▶ **REQUIREMENTS**: Scan the data that follows and count the lines with the string "this"; answer with the count alone.

▶ **GIVEN INFORMATION**:

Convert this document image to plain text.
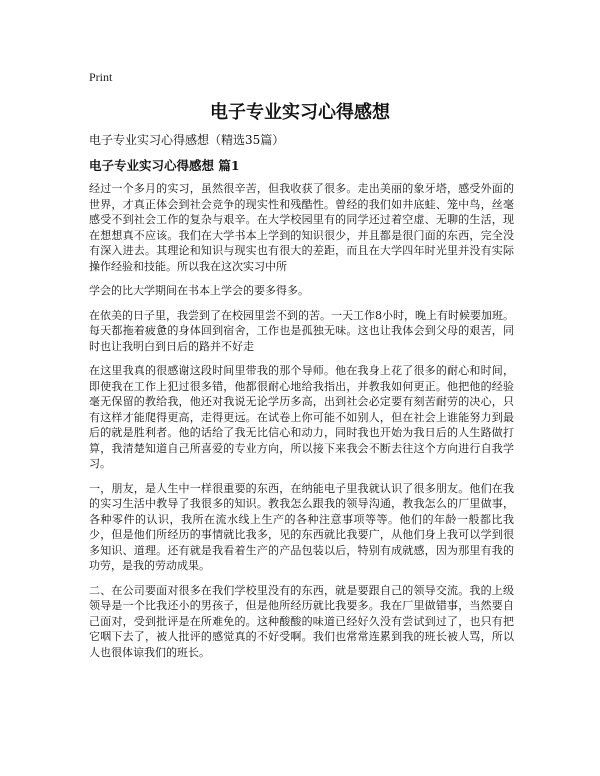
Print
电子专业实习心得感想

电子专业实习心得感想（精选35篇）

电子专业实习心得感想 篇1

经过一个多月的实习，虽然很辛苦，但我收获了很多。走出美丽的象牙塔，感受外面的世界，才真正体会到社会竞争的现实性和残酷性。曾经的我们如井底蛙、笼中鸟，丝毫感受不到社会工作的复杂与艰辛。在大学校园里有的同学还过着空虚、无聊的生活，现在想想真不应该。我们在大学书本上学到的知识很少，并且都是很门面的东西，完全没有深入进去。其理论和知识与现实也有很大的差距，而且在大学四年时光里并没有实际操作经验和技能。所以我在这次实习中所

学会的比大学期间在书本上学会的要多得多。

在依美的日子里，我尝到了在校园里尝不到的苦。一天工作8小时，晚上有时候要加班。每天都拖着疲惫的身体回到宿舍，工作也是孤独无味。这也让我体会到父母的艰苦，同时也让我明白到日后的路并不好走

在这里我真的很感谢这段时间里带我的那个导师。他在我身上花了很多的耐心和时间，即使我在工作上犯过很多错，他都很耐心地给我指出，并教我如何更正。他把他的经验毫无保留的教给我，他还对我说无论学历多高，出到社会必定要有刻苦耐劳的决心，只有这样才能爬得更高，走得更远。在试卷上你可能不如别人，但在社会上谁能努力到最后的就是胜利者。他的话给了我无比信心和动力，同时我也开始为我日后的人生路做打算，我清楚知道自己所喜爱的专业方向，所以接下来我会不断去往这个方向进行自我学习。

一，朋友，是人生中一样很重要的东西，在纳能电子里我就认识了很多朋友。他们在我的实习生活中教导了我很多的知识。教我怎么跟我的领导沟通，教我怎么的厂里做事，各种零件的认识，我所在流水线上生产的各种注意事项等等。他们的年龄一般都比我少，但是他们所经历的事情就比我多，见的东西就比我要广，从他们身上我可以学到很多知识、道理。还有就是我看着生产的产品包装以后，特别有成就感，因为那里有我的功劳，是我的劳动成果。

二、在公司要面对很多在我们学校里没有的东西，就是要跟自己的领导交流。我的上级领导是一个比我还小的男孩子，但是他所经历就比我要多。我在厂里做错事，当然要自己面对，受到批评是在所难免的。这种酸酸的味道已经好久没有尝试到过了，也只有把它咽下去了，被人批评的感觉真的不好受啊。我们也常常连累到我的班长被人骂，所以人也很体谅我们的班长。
---
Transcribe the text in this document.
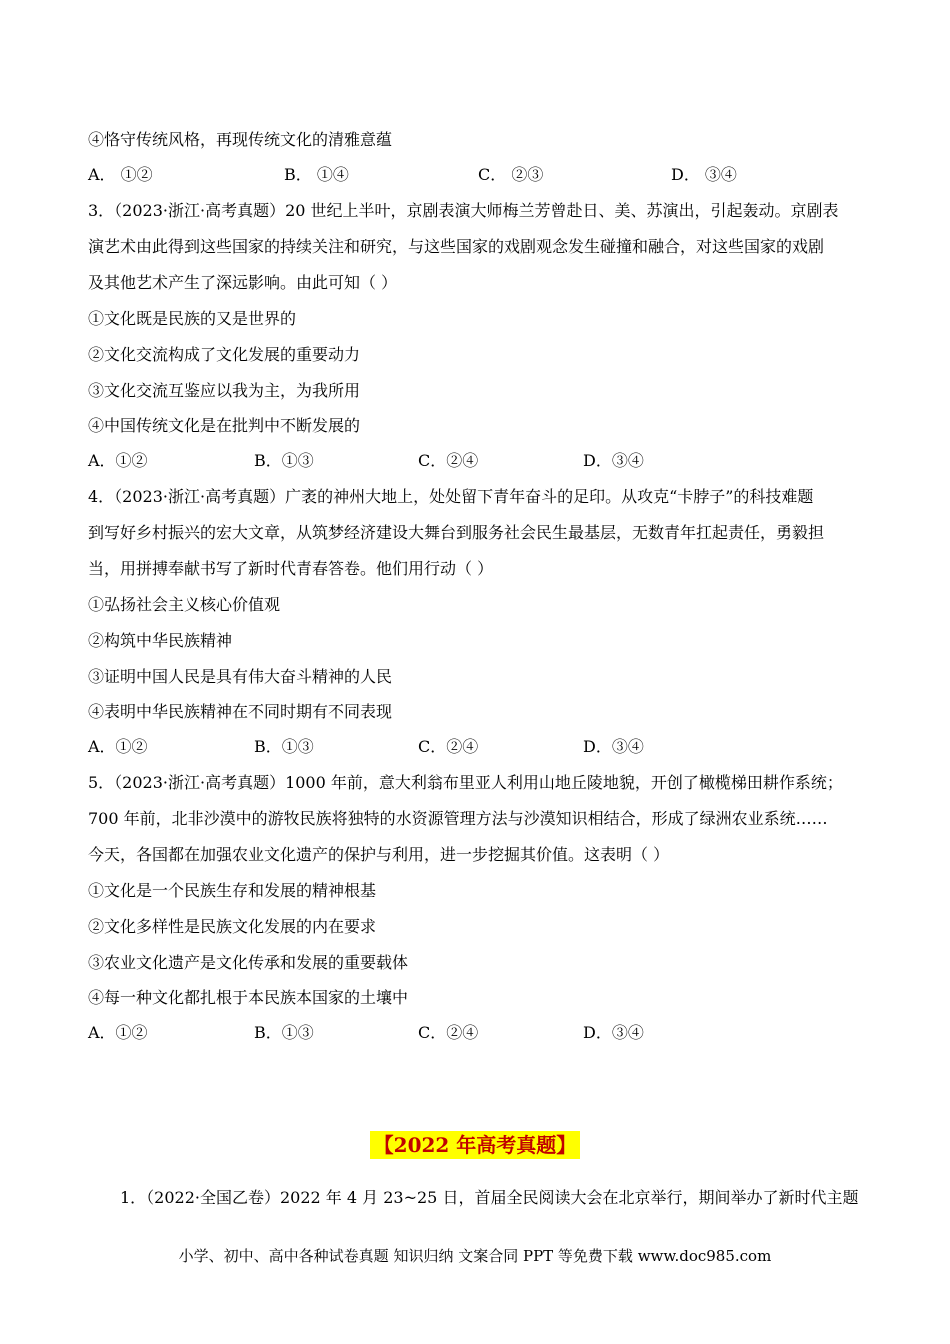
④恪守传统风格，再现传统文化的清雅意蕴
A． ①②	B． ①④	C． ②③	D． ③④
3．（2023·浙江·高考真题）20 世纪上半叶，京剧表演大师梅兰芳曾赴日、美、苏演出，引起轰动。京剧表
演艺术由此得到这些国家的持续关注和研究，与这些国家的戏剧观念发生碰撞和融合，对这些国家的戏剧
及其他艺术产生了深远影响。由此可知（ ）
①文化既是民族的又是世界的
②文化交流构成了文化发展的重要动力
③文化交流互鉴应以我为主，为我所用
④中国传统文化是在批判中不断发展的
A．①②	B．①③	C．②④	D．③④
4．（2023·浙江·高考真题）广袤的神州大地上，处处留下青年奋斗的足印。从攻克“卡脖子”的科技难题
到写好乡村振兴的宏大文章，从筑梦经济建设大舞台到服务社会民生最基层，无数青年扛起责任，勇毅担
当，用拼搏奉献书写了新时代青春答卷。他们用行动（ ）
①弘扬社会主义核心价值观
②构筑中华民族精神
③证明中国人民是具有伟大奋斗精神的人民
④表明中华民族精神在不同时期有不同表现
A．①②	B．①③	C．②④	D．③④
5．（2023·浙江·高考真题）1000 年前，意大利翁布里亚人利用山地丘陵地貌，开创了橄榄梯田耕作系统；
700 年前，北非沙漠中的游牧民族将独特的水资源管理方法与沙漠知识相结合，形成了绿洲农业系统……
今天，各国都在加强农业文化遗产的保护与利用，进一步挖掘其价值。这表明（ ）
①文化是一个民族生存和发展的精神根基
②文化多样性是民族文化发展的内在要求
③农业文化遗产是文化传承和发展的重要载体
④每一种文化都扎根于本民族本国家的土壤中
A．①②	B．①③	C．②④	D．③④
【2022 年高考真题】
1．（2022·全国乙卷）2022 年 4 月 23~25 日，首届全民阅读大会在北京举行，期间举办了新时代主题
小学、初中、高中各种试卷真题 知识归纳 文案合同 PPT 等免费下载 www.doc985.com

▶ **SOLUTION BELOW**: 2